WHAT THIS TASK INVOLVES: Pick out and copy every line below that has the word "Ненецкому".
- - - -
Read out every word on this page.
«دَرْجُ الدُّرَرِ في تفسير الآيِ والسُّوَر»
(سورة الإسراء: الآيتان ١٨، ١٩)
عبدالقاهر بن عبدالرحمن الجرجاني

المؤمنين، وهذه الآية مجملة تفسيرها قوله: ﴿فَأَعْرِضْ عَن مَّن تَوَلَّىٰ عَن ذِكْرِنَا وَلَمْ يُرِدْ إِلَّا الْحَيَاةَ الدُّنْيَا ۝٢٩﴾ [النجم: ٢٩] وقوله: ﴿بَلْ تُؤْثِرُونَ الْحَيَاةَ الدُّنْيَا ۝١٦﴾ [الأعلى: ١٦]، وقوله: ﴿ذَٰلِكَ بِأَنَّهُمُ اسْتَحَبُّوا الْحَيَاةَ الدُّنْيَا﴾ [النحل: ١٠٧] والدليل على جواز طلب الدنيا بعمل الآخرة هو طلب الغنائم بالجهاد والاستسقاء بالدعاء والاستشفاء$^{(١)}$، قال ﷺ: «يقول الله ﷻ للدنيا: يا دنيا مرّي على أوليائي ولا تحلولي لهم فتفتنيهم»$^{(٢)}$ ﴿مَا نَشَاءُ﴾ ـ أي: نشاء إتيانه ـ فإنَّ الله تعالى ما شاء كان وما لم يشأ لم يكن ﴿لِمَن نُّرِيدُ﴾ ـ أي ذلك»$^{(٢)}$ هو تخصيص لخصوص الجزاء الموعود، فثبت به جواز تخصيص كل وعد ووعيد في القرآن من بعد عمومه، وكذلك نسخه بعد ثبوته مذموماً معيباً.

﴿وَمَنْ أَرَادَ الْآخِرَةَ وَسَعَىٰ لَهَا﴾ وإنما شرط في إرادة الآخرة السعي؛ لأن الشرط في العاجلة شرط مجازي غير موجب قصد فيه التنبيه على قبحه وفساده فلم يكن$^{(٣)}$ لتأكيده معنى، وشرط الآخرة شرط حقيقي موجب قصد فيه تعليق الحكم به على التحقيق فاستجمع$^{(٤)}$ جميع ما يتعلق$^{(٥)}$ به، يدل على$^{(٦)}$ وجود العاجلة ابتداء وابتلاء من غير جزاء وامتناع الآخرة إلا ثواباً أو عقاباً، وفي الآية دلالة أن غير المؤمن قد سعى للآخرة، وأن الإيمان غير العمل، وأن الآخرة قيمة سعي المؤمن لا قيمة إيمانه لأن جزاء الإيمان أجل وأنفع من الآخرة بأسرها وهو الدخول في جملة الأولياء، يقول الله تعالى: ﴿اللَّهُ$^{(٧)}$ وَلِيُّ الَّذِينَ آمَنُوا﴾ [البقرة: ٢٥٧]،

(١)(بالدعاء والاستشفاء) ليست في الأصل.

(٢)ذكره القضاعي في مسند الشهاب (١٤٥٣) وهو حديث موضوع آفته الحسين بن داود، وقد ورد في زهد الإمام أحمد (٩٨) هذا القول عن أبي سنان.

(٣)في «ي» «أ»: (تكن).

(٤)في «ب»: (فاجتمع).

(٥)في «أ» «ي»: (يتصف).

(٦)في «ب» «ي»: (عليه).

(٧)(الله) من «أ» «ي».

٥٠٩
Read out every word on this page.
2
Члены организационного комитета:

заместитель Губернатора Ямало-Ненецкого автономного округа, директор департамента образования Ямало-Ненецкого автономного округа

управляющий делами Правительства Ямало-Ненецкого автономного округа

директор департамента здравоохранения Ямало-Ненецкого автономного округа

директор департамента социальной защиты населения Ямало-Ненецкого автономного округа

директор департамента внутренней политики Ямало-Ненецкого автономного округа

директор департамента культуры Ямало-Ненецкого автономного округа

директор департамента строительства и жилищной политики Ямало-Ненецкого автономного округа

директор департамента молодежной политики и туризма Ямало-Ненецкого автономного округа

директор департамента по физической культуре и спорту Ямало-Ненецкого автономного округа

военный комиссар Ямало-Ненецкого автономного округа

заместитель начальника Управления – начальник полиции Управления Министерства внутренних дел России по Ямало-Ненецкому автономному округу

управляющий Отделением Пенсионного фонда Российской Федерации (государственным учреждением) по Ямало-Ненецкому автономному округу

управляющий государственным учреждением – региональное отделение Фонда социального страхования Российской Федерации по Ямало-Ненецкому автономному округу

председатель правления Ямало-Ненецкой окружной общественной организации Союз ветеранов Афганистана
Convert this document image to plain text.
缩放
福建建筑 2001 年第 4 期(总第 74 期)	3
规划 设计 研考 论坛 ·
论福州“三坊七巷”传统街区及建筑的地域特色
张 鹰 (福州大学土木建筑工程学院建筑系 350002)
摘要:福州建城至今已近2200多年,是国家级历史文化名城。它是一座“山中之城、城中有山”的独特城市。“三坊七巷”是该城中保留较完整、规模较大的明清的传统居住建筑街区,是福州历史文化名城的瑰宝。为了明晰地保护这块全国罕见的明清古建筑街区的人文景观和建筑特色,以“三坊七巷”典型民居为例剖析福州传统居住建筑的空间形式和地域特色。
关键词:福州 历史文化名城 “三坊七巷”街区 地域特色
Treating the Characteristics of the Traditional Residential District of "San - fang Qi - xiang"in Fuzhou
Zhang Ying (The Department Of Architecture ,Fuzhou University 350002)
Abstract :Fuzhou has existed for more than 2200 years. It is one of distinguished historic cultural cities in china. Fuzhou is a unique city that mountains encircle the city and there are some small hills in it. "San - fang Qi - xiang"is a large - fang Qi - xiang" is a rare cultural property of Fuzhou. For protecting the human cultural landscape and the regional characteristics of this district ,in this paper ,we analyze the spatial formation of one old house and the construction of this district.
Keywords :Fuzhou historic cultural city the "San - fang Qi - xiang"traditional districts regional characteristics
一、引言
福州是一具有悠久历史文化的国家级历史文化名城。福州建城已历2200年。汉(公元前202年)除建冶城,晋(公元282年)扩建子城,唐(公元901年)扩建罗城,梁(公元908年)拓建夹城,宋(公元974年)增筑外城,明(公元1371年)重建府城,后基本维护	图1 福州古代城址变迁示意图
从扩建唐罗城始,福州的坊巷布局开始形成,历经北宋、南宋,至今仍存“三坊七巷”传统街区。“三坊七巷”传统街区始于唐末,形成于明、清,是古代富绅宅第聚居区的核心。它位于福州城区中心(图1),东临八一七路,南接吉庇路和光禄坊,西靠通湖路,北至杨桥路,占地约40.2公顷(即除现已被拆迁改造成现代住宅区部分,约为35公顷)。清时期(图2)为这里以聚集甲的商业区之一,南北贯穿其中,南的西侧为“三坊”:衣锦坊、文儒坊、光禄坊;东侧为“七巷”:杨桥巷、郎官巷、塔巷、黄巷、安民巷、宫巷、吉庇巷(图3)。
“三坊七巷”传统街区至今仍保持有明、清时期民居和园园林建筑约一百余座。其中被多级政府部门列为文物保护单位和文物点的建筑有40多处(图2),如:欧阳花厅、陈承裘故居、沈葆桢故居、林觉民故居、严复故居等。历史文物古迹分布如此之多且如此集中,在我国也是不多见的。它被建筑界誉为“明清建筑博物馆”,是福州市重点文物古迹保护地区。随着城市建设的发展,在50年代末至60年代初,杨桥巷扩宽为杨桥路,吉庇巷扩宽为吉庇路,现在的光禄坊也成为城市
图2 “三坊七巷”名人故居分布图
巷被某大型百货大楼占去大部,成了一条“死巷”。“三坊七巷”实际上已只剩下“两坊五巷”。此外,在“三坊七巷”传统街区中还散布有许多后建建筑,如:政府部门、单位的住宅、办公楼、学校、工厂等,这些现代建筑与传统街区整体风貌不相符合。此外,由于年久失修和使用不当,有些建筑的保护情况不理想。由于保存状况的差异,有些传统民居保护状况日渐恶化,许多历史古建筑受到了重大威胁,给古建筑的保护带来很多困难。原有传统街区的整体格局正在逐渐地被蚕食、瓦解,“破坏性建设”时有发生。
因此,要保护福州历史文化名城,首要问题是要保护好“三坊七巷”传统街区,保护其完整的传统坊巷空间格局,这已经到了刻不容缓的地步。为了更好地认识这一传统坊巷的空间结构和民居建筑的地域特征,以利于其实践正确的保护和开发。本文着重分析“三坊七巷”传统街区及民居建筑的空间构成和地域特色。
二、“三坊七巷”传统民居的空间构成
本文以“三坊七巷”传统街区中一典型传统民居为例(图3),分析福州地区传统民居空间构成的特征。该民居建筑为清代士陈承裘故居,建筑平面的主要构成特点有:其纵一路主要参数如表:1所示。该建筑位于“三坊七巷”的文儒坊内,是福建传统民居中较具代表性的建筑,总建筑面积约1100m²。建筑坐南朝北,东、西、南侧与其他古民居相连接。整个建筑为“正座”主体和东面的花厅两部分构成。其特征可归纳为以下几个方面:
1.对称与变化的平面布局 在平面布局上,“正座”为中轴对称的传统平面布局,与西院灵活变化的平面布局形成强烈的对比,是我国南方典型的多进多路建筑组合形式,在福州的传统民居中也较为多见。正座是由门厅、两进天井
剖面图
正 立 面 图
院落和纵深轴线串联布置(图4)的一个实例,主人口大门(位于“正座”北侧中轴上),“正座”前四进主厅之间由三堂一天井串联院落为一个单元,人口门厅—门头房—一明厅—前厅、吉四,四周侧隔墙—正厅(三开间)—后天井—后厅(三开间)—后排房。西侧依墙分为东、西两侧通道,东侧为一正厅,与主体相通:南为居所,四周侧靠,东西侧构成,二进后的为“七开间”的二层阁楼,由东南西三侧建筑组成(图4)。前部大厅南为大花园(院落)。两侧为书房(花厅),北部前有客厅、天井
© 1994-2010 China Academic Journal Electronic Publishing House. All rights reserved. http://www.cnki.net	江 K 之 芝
- - - -
CORRECT RESULT:
заместитель начальника Управления – начальник полиции Управления Министерства внутренних дел России по Ямало-Ненецкому автономному округу
управляющий Отделением Пенсионного фонда Российской Федерации (государственным учреждением) по Ямало-Ненецкому автономному округу
управляющий государственным учреждением – региональное отделение Фонда социального страхования Российской Федерации по Ямало-Ненецкому автономному округу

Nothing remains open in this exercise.